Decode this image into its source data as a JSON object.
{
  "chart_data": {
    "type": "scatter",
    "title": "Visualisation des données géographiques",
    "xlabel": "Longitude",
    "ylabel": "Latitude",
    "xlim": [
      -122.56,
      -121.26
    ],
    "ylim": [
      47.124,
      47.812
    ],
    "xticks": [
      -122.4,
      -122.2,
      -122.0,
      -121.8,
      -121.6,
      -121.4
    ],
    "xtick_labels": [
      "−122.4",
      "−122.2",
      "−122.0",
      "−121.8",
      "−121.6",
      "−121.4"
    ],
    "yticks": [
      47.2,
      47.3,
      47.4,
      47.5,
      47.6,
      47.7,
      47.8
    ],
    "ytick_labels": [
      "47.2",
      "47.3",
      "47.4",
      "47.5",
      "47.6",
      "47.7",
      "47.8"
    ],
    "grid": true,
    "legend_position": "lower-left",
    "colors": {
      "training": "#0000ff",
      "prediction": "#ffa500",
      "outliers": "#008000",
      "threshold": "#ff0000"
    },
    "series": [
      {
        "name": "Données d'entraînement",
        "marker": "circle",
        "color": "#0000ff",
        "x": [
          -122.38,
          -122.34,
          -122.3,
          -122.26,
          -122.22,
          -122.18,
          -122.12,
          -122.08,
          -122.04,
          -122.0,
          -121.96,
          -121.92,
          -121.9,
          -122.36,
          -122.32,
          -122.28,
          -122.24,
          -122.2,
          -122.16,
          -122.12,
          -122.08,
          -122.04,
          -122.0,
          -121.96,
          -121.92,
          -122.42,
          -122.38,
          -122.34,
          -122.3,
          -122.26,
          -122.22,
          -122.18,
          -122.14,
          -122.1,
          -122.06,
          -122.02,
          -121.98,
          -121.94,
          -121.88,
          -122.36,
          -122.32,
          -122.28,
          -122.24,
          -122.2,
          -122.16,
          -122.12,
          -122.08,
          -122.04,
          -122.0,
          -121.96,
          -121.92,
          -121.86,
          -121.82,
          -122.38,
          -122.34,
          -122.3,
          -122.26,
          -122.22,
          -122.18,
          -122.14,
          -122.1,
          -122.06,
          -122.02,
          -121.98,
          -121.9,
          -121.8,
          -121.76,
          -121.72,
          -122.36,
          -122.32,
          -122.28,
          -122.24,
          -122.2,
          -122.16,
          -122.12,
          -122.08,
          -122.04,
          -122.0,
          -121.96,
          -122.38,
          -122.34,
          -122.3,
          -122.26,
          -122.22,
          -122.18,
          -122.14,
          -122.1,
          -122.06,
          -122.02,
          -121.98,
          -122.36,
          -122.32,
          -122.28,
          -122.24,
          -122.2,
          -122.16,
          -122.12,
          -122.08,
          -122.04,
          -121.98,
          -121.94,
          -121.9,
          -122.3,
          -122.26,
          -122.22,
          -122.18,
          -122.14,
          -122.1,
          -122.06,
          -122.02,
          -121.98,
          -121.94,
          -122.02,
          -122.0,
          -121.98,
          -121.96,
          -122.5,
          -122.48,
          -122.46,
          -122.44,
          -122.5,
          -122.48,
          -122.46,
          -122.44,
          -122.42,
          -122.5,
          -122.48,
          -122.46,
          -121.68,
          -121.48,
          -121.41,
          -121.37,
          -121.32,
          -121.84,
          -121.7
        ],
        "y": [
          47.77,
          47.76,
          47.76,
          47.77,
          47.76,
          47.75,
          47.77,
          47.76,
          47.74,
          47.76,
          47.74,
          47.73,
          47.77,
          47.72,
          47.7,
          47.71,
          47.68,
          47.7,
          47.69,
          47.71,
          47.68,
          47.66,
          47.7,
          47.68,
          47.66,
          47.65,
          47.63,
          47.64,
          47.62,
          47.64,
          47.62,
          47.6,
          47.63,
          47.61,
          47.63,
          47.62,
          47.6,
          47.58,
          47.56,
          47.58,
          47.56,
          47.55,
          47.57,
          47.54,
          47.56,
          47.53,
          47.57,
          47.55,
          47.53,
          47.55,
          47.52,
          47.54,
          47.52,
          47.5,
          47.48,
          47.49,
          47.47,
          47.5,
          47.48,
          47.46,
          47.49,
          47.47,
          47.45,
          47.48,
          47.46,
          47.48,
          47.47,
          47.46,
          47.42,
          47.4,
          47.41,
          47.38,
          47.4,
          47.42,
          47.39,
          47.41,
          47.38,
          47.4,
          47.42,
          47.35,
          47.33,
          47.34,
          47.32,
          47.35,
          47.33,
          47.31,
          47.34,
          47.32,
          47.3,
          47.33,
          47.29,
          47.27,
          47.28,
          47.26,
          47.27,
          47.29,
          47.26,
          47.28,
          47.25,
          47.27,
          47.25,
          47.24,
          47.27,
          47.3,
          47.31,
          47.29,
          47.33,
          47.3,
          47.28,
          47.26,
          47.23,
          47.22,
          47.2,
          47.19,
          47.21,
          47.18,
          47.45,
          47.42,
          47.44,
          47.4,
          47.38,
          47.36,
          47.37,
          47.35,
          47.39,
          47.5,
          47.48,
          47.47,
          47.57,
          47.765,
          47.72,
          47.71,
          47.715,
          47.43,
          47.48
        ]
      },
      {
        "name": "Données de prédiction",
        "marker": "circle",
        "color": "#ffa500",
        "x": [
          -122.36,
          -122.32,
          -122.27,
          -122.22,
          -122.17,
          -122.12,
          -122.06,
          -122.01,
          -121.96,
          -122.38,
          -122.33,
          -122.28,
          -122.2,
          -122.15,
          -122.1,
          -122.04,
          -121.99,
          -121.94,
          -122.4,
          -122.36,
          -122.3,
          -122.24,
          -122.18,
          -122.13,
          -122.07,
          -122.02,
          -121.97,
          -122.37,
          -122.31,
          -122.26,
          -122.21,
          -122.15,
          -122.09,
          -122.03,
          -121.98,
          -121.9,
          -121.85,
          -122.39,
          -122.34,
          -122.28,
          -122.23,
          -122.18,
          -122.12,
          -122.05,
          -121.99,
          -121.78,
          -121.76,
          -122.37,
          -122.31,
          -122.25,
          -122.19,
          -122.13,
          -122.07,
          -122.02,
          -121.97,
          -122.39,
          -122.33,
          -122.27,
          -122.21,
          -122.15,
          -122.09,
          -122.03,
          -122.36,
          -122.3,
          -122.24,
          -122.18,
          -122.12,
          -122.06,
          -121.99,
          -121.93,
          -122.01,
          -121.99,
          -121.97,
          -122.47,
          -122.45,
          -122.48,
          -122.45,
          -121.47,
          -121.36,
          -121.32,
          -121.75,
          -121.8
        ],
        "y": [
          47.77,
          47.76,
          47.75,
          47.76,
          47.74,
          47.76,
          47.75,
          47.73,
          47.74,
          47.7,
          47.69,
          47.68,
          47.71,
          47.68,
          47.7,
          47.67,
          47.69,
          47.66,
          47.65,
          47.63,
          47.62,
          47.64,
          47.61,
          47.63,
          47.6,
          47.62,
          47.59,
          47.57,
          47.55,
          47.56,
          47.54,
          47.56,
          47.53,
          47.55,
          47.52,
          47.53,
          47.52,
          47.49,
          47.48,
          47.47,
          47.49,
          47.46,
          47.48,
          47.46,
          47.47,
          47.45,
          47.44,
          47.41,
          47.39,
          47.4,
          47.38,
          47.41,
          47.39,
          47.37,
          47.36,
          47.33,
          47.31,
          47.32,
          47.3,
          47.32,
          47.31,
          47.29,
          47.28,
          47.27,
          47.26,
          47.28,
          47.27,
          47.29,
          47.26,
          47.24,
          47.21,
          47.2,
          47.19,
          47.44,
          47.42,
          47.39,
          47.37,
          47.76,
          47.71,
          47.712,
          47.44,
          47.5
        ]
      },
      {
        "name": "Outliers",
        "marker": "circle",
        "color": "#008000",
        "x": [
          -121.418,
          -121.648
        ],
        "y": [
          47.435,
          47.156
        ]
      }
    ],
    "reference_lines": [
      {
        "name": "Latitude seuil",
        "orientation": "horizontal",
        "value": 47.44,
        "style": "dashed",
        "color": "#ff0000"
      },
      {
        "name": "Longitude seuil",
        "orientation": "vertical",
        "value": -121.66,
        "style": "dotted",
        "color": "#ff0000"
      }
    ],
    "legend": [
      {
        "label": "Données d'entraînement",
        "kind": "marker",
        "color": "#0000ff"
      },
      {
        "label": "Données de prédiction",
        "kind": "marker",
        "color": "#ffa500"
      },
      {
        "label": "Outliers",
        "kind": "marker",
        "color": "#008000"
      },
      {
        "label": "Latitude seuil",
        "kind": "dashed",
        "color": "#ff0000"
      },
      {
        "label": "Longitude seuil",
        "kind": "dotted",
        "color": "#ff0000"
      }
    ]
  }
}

YOUR INSTRUCTIONS
Every line in the data above that contains "seuil" needs to be copied.

RIGHT ANSWER
        "name": "Latitude seuil",
        "name": "Longitude seuil",
        "label": "Latitude seuil",
        "label": "Longitude seuil",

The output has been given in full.